§ **Task details**: Return the material below in full and exactly.

§ **Provided entries**:
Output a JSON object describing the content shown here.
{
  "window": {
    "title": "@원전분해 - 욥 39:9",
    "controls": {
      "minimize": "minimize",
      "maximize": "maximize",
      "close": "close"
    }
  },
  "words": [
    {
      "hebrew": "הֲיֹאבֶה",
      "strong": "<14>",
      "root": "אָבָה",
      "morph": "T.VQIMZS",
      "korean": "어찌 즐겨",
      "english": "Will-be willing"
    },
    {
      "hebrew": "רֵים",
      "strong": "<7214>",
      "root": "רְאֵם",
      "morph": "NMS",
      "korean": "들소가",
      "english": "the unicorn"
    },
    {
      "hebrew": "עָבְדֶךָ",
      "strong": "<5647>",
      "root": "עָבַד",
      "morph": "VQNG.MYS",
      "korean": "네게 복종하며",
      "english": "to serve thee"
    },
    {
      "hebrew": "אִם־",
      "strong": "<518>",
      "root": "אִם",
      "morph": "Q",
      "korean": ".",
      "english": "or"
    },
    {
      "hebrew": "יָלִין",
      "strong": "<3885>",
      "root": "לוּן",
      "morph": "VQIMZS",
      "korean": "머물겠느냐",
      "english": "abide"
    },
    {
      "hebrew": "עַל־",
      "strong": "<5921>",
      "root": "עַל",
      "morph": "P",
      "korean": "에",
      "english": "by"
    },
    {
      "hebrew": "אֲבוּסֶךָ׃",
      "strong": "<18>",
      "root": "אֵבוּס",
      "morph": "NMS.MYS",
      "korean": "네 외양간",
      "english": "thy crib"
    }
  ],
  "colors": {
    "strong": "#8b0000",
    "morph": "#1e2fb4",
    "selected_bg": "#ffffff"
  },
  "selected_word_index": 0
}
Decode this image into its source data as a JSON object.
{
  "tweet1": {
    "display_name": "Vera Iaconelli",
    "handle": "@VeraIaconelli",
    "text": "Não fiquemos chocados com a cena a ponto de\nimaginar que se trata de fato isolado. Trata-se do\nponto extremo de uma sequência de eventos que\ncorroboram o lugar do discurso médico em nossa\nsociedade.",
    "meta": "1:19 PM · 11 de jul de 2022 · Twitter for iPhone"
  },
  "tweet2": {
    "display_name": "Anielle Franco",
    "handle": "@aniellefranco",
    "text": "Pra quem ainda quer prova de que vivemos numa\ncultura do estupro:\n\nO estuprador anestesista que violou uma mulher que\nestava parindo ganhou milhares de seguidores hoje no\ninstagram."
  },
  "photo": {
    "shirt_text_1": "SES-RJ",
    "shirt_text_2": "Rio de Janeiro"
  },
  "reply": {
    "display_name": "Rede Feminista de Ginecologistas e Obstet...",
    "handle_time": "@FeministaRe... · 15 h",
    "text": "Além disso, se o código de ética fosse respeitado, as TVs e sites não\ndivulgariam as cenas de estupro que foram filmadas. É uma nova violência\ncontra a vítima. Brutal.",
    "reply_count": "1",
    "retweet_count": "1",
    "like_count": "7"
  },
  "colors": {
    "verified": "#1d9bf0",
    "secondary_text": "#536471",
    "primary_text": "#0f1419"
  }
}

§ **Right answer**:
Output a JSON object describing the content shown here.
{
  "window": {
    "title": "@원전분해 - 욥 39:9",
    "controls": {
      "minimize": "minimize",
      "maximize": "maximize",
      "close": "close"
    }
  },
  "words": [
    {
      "hebrew": "הֲיֹאבֶה",
      "strong": "<14>",
      "root": "אָבָה",
      "morph": "T.VQIMZS",
      "korean": "어찌 즐겨",
      "english": "Will-be willing"
    },
    {
      "hebrew": "רֵים",
      "strong": "<7214>",
      "root": "רְאֵם",
      "morph": "NMS",
      "korean": "들소가",
      "english": "the unicorn"
    },
    {
      "hebrew": "עָבְדֶךָ",
      "strong": "<5647>",
      "root": "עָבַד",
      "morph": "VQNG.MYS",
      "korean": "네게 복종하며",
      "english": "to serve thee"
    },
    {
      "hebrew": "אִם־",
      "strong": "<518>",
      "root": "אִם",
      "morph": "Q",
      "korean": ".",
      "english": "or"
    },
    {
      "hebrew": "יָלִין",
      "strong": "<3885>",
      "root": "לוּן",
      "morph": "VQIMZS",
      "korean": "머물겠느냐",
      "english": "abide"
    },
    {
      "hebrew": "עַל־",
      "strong": "<5921>",
      "root": "עַל",
      "morph": "P",
      "korean": "에",
      "english": "by"
    },
    {
      "hebrew": "אֲבוּסֶךָ׃",
      "strong": "<18>",
      "root": "אֵבוּס",
      "morph": "NMS.MYS",
      "korean": "네 외양간",
      "english": "thy crib"
    }
  ],
  "colors": {
    "strong": "#8b0000",
    "morph": "#1e2fb4",
    "selected_bg": "#ffffff"
  },
  "selected_word_index": 0
}
Decode this image into its source data as a JSON object.
{
  "tweet1": {
    "display_name": "Vera Iaconelli",
    "handle": "@VeraIaconelli",
    "text": "Não fiquemos chocados com a cena a ponto de\nimaginar que se trata de fato isolado. Trata-se do\nponto extremo de uma sequência de eventos que\ncorroboram o lugar do discurso médico em nossa\nsociedade.",
    "meta": "1:19 PM · 11 de jul de 2022 · Twitter for iPhone"
  },
  "tweet2": {
    "display_name": "Anielle Franco",
    "handle": "@aniellefranco",
    "text": "Pra quem ainda quer prova de que vivemos numa\ncultura do estupro:\n\nO estuprador anestesista que violou uma mulher que\nestava parindo ganhou milhares de seguidores hoje no\ninstagram."
  },
  "photo": {
    "shirt_text_1": "SES-RJ",
    "shirt_text_2": "Rio de Janeiro"
  },
  "reply": {
    "display_name": "Rede Feminista de Ginecologistas e Obstet...",
    "handle_time": "@FeministaRe... · 15 h",
    "text": "Além disso, se o código de ética fosse respeitado, as TVs e sites não\ndivulgariam as cenas de estupro que foram filmadas. É uma nova violência\ncontra a vítima. Brutal.",
    "reply_count": "1",
    "retweet_count": "1",
    "like_count": "7"
  },
  "colors": {
    "verified": "#1d9bf0",
    "secondary_text": "#536471",
    "primary_text": "#0f1419"
  }
}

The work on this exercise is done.